__Passage__:
For inactive probabilistic constraints, the procedures for PDF modeling and shifting scalar calculation can be omitted. The statistical moments will be recalculated in each iteration. Thus, the error prediction does not accumulate.

Here, we calculate the probabilistic constraint shifting scalar λ of SOMRA. By using the mathematical model of the SOMRA, the number of reliability assessments will be reduced significantly at the cost of adding several deterministic optimizations.

3.5 Flowchart and procedure of the proposed method

The flowchart of the SOMRA method is given in Fig. 3. It consists of five procedures:

1. 1)

   Definition of the initial design point d⁰. In cycle k(k ≥ 2), the initial design point is taken as the optimal point of the previous cycle.

2. 2)

   Computation of the probabilistic constraint shifting scalar λ according to the proposed method. The shifting scalar λ will be used to update the mathematical model. In the first cycle, λ is set as zero.

3. 3)

   Optimization of the updated mathematical model using sequential quadratic programming (SQP).

4. 4)

   Reliability assessment using the method introduced in Section 2. When obtaining the mean and standard deviation, inactive constraint checking is carried out to judge whether PDF estimation and shifting scalar calculation are necessary.

5. 5)

   End RBDO if the convergence conditions are reached; otherwise, go back to step (1).

Fig. 3

Flowchart of the SOMRA method

4 Applications

In this section, three numerical examples and an engineering application are presented to demonstrate the effectiveness of the SOMRA. For each example, the DLM is based on the performance measurement approach (PMA), and the SORA, the DLM moment-based method, and the SOMRA proposed in this paper are used for optimization. In addition, the optimization results of the DLM based on Monte Carlo simulation (MCS) and the SOMRA based on probabilistic constraints shifting scalar λ^∗ are given in the first two examples. The sampling size of MCS is ten million. The result of DLM + MCS as the reference standard and the relative error is expressed as:

$$ \boldsymbol{Relative}\ \boldsymbol{error}=\frac{\left\Vert {\mathbf{X}}_t-\mathbf{X}\right\Vert }{\left\Vert \mathbf{X}\right\Vert}\times 100\% $$

(27)

__Supplied material__:

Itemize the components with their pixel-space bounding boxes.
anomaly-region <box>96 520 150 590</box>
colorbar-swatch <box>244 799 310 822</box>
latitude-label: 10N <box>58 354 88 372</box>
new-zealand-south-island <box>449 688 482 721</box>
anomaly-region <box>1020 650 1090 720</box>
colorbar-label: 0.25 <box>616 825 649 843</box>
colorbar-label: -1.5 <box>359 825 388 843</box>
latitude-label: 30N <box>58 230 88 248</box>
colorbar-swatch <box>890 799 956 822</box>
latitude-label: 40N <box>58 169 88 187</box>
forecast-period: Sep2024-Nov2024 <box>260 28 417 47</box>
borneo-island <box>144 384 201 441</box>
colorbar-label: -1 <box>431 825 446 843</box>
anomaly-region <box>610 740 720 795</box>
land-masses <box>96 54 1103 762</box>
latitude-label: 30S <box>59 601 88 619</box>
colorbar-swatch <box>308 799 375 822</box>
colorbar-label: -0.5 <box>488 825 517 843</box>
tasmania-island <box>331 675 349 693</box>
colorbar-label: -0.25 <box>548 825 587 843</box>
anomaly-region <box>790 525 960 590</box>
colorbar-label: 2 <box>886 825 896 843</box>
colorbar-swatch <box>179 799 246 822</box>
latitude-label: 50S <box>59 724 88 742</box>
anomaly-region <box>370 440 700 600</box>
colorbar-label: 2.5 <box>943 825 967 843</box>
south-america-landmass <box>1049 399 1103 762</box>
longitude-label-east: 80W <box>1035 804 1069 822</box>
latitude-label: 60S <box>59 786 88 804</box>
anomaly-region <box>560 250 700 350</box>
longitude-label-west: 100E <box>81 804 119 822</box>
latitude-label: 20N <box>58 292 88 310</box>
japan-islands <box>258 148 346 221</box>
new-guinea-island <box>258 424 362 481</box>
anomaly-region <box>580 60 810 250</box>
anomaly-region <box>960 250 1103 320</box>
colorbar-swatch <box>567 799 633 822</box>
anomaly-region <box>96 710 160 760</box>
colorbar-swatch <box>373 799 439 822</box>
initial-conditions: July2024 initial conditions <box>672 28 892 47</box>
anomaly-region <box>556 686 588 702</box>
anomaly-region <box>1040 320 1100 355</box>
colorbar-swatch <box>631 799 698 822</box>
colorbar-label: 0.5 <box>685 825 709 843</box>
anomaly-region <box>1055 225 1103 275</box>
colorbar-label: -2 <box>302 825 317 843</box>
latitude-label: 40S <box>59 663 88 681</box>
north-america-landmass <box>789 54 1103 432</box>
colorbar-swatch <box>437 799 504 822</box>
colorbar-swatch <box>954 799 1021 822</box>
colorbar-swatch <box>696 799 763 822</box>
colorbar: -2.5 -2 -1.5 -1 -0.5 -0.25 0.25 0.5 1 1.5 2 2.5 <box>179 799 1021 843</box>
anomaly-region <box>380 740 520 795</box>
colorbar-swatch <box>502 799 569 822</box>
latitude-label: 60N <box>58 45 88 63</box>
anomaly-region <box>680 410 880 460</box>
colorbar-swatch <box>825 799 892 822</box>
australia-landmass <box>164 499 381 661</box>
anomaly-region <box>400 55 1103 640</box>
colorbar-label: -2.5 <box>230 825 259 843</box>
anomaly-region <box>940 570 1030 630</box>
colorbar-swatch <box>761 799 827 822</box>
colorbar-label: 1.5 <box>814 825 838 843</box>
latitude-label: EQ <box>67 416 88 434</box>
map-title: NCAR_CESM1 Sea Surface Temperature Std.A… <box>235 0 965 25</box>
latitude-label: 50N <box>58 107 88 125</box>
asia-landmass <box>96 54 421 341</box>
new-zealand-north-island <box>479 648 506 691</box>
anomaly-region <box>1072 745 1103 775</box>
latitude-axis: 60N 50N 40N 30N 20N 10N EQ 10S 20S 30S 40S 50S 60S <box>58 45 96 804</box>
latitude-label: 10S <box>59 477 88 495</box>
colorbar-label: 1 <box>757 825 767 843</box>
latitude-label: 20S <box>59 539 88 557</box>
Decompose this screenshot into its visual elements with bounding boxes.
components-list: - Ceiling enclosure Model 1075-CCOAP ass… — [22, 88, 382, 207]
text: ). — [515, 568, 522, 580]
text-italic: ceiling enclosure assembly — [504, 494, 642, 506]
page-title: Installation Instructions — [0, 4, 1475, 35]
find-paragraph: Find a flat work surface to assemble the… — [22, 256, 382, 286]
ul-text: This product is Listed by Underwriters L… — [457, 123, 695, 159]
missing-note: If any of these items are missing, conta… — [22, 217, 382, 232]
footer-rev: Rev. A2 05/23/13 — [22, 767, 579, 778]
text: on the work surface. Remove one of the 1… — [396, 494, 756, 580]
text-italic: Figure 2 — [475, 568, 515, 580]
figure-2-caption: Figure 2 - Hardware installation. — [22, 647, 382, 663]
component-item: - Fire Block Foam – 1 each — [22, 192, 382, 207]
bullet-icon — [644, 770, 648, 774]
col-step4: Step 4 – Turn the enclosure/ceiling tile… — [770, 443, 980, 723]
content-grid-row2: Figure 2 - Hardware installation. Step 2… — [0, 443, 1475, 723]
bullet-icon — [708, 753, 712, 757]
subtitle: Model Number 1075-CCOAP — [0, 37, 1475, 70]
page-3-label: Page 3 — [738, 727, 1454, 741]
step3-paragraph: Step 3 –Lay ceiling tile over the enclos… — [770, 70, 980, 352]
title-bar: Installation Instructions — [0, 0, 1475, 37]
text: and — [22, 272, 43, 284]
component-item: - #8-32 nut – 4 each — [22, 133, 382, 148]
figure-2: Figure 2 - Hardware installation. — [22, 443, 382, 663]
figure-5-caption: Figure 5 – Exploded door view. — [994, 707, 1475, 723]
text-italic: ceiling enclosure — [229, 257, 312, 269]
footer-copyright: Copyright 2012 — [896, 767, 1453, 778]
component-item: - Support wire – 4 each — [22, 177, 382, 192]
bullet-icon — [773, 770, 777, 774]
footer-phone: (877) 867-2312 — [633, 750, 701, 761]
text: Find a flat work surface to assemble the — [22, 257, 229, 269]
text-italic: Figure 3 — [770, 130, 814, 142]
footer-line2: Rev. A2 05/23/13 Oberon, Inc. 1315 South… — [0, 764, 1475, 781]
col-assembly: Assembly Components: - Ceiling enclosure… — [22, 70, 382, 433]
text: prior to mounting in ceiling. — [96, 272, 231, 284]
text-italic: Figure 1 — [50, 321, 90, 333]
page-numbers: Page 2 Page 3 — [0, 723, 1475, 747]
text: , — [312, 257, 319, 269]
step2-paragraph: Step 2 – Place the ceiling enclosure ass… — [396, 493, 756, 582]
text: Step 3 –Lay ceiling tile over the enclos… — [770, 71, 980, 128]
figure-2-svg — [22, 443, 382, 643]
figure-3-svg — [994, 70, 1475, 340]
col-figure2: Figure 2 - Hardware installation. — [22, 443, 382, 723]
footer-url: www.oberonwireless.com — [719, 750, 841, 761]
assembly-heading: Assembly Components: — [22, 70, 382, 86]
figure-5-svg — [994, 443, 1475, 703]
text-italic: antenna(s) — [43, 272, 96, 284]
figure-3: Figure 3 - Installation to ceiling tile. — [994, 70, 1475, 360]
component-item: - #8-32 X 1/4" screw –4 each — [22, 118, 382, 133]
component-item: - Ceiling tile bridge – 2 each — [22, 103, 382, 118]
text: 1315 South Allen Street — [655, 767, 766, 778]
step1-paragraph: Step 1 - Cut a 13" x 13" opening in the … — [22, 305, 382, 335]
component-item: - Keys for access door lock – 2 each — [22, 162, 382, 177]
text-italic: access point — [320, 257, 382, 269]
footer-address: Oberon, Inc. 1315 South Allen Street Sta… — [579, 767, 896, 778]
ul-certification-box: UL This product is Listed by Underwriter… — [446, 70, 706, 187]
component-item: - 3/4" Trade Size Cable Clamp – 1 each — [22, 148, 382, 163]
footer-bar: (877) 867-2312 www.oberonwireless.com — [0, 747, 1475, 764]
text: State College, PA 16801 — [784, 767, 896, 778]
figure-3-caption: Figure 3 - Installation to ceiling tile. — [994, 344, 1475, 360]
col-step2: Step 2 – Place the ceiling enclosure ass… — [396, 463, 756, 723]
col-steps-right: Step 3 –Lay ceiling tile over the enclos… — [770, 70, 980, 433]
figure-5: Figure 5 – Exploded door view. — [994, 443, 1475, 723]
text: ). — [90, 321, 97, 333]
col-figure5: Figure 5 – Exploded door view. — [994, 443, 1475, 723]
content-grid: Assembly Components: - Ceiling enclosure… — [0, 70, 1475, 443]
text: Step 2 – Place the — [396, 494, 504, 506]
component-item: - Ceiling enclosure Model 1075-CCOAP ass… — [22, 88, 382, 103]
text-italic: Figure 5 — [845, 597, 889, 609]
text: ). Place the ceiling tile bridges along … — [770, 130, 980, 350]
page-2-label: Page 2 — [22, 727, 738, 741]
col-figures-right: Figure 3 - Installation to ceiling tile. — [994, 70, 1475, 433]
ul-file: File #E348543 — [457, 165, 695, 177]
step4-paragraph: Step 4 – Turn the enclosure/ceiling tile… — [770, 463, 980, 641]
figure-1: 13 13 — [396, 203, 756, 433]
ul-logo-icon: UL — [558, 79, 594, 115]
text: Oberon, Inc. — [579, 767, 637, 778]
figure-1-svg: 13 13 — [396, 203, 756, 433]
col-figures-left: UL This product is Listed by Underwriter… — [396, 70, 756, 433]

__Problem description__:
For each statement below, answer yes or no on whether it agrees with the SOMRA passage above, and quote the words from the passage that decide it. (a) In the first cycle, the shifting scalar λ is set to zero. (b) The Monte Carlo simulation uses a sampling size of one million. (c) The updated mathematical model is optimized with sequential quadratic programming.

__Task response__:
(a) Yes: "In the first cycle, λ is set as zero."
(b) No: "The sampling size of MCS is ten million."
(c) Yes: "Optimization of the updated mathematical model using sequential quadratic programming (SQP)."